Instructions for the task. Write the data out again exactly, with no pictures.

[Data tied to figure images]
====

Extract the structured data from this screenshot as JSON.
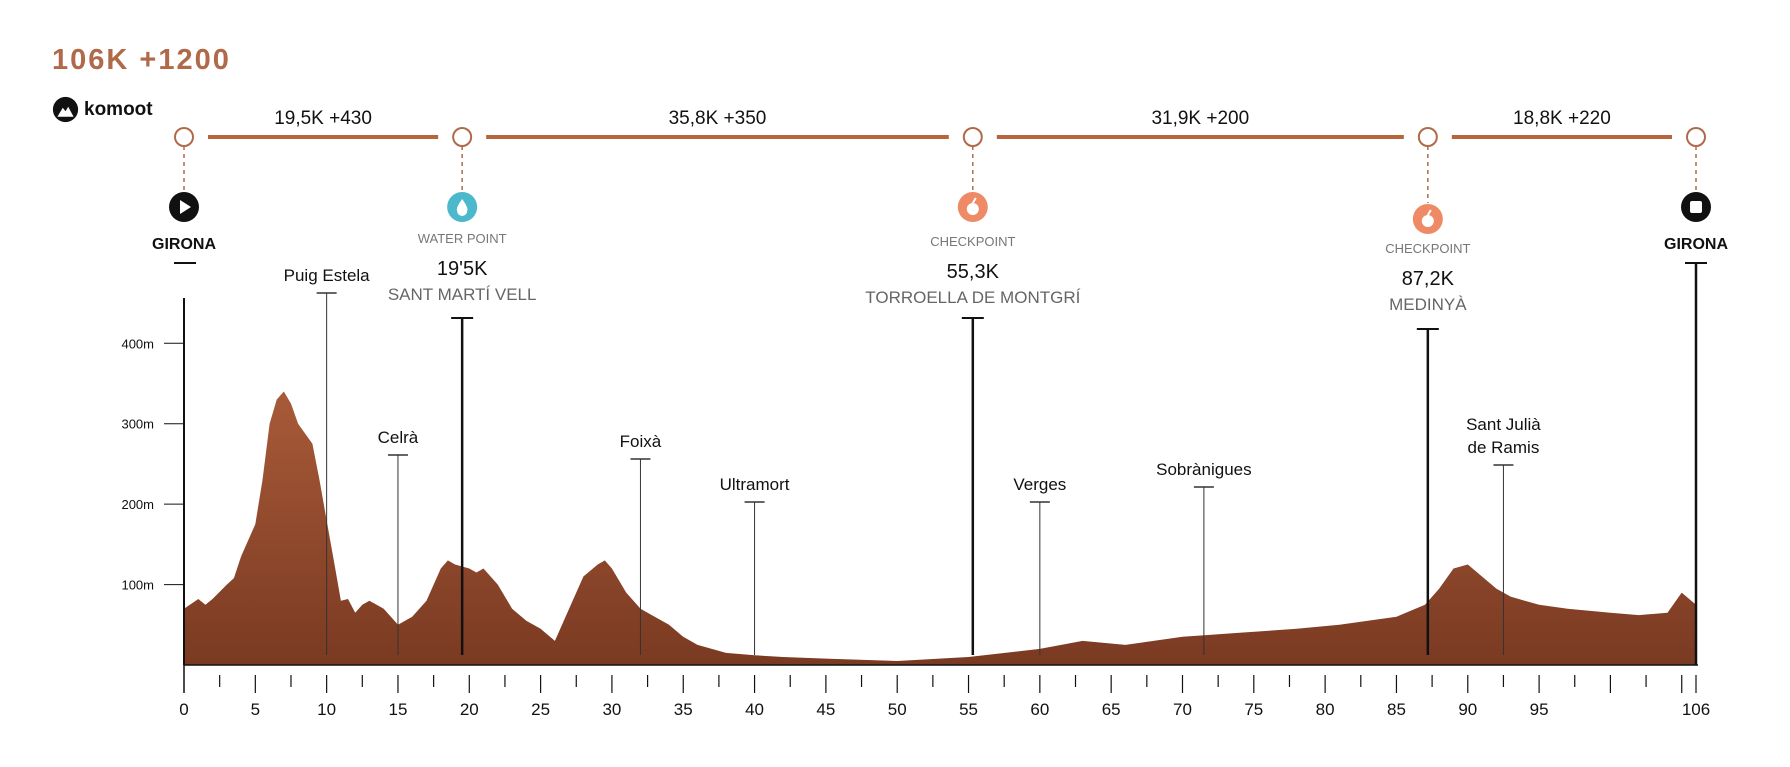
{
  "header": {
    "title": "106K +1200",
    "brand": "komoot"
  },
  "colors": {
    "accent": "#b06a4a",
    "fill": "#9a5233",
    "segment": "#b5643c",
    "water": "#4bb8cc",
    "checkpoint": "#ee8a66"
  },
  "segments": [
    {
      "label": "19,5K +430"
    },
    {
      "label": "35,8K +350"
    },
    {
      "label": "31,9K +200"
    },
    {
      "label": "18,8K +220"
    }
  ],
  "stations": [
    {
      "km": 0,
      "icon": "play-icon",
      "type": "",
      "name": "GIRONA",
      "distance": "",
      "place": ""
    },
    {
      "km": 19.5,
      "icon": "water-drop-icon",
      "type": "WATER POINT",
      "name": "",
      "distance": "19'5K",
      "place": "SANT MARTÍ VELL"
    },
    {
      "km": 55.3,
      "icon": "apple-icon",
      "type": "CHECKPOINT",
      "name": "",
      "distance": "55,3K",
      "place": "TORROELLA DE MONTGRÍ"
    },
    {
      "km": 87.2,
      "icon": "apple-icon",
      "type": "CHECKPOINT",
      "name": "",
      "distance": "87,2K",
      "place": "MEDINYÀ"
    },
    {
      "km": 106,
      "icon": "stop-icon",
      "type": "",
      "name": "GIRONA",
      "distance": "",
      "place": ""
    }
  ],
  "chart_data": {
    "type": "area",
    "title": "",
    "xlabel": "",
    "ylabel": "",
    "x_unit": "km",
    "y_unit": "m",
    "xlim": [
      0,
      106
    ],
    "ylim": [
      0,
      460
    ],
    "x_ticks": [
      0,
      5,
      10,
      15,
      20,
      25,
      30,
      35,
      40,
      45,
      50,
      55,
      60,
      65,
      70,
      75,
      80,
      85,
      90,
      95,
      106
    ],
    "y_ticks": [
      100,
      200,
      300,
      400
    ],
    "y_tick_labels": [
      "100m",
      "200m",
      "300m",
      "400m"
    ],
    "series": [
      {
        "x": [
          0,
          1,
          1.5,
          2,
          3,
          3.5,
          4,
          5,
          5.5,
          6,
          6.5,
          7,
          7.5,
          8,
          9,
          9.5,
          10,
          10.5,
          11,
          11.5,
          12,
          12.5,
          13,
          14,
          15,
          16,
          17,
          18,
          18.5,
          19,
          20,
          20.5,
          21,
          22,
          23,
          24,
          25,
          26,
          27,
          28,
          29,
          29.5,
          30,
          31,
          32,
          33,
          34,
          35,
          36,
          37,
          38,
          40,
          42,
          45,
          50,
          55,
          60,
          63,
          66,
          70,
          74,
          78,
          81,
          83,
          85,
          87,
          88,
          89,
          90,
          91,
          92,
          93,
          94,
          95,
          97,
          100,
          102,
          104,
          105,
          106
        ],
        "y": [
          70,
          82,
          75,
          82,
          100,
          108,
          135,
          175,
          230,
          300,
          330,
          340,
          325,
          300,
          275,
          230,
          180,
          130,
          80,
          82,
          65,
          75,
          80,
          70,
          50,
          60,
          80,
          120,
          130,
          125,
          120,
          115,
          120,
          100,
          70,
          55,
          45,
          30,
          70,
          110,
          125,
          130,
          120,
          90,
          70,
          60,
          50,
          35,
          25,
          20,
          15,
          12,
          10,
          8,
          5,
          10,
          20,
          30,
          25,
          35,
          40,
          45,
          50,
          55,
          60,
          75,
          95,
          120,
          125,
          110,
          95,
          85,
          80,
          75,
          70,
          65,
          62,
          65,
          90,
          75
        ]
      }
    ],
    "annotations": [
      {
        "label": "Puig Estela",
        "km": 10
      },
      {
        "label": "Celrà",
        "km": 15
      },
      {
        "label": "Foixà",
        "km": 32
      },
      {
        "label": "Ultramort",
        "km": 40
      },
      {
        "label": "Verges",
        "km": 60
      },
      {
        "label": "Sobrànigues",
        "km": 71.5
      },
      {
        "label": "Sant Julià de Ramis",
        "km": 92.5
      }
    ]
  }
}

====

Written reply.
Extract the structured data from this screenshot as JSON.
{
  "header": {
    "title": "106K +1200",
    "brand": "komoot"
  },
  "colors": {
    "accent": "#b06a4a",
    "fill": "#9a5233",
    "segment": "#b5643c",
    "water": "#4bb8cc",
    "checkpoint": "#ee8a66"
  },
  "segments": [
    {
      "label": "19,5K +430"
    },
    {
      "label": "35,8K +350"
    },
    {
      "label": "31,9K +200"
    },
    {
      "label": "18,8K +220"
    }
  ],
  "stations": [
    {
      "km": 0,
      "icon": "play-icon",
      "type": "",
      "name": "GIRONA",
      "distance": "",
      "place": ""
    },
    {
      "km": 19.5,
      "icon": "water-drop-icon",
      "type": "WATER POINT",
      "name": "",
      "distance": "19'5K",
      "place": "SANT MARTÍ VELL"
    },
    {
      "km": 55.3,
      "icon": "apple-icon",
      "type": "CHECKPOINT",
      "name": "",
      "distance": "55,3K",
      "place": "TORROELLA DE MONTGRÍ"
    },
    {
      "km": 87.2,
      "icon": "apple-icon",
      "type": "CHECKPOINT",
      "name": "",
      "distance": "87,2K",
      "place": "MEDINYÀ"
    },
    {
      "km": 106,
      "icon": "stop-icon",
      "type": "",
      "name": "GIRONA",
      "distance": "",
      "place": ""
    }
  ],
  "chart_data": {
    "type": "area",
    "title": "",
    "xlabel": "",
    "ylabel": "",
    "x_unit": "km",
    "y_unit": "m",
    "xlim": [
      0,
      106
    ],
    "ylim": [
      0,
      460
    ],
    "x_ticks": [
      0,
      5,
      10,
      15,
      20,
      25,
      30,
      35,
      40,
      45,
      50,
      55,
      60,
      65,
      70,
      75,
      80,
      85,
      90,
      95,
      106
    ],
    "y_ticks": [
      100,
      200,
      300,
      400
    ],
    "y_tick_labels": [
      "100m",
      "200m",
      "300m",
      "400m"
    ],
    "series": [
      {
        "x": [
          0,
          1,
          1.5,
          2,
          3,
          3.5,
          4,
          5,
          5.5,
          6,
          6.5,
          7,
          7.5,
          8,
          9,
          9.5,
          10,
          10.5,
          11,
          11.5,
          12,
          12.5,
          13,
          14,
          15,
          16,
          17,
          18,
          18.5,
          19,
          20,
          20.5,
          21,
          22,
          23,
          24,
          25,
          26,
          27,
          28,
          29,
          29.5,
          30,
          31,
          32,
          33,
          34,
          35,
          36,
          37,
          38,
          40,
          42,
          45,
          50,
          55,
          60,
          63,
          66,
          70,
          74,
          78,
          81,
          83,
          85,
          87,
          88,
          89,
          90,
          91,
          92,
          93,
          94,
          95,
          97,
          100,
          102,
          104,
          105,
          106
        ],
        "y": [
          70,
          82,
          75,
          82,
          100,
          108,
          135,
          175,
          230,
          300,
          330,
          340,
          325,
          300,
          275,
          230,
          180,
          130,
          80,
          82,
          65,
          75,
          80,
          70,
          50,
          60,
          80,
          120,
          130,
          125,
          120,
          115,
          120,
          100,
          70,
          55,
          45,
          30,
          70,
          110,
          125,
          130,
          120,
          90,
          70,
          60,
          50,
          35,
          25,
          20,
          15,
          12,
          10,
          8,
          5,
          10,
          20,
          30,
          25,
          35,
          40,
          45,
          50,
          55,
          60,
          75,
          95,
          120,
          125,
          110,
          95,
          85,
          80,
          75,
          70,
          65,
          62,
          65,
          90,
          75
        ]
      }
    ],
    "annotations": [
      {
        "label": "Puig Estela",
        "km": 10
      },
      {
        "label": "Celrà",
        "km": 15
      },
      {
        "label": "Foixà",
        "km": 32
      },
      {
        "label": "Ultramort",
        "km": 40
      },
      {
        "label": "Verges",
        "km": 60
      },
      {
        "label": "Sobrànigues",
        "km": 71.5
      },
      {
        "label": "Sant Julià de Ramis",
        "km": 92.5
      }
    ]
  }
}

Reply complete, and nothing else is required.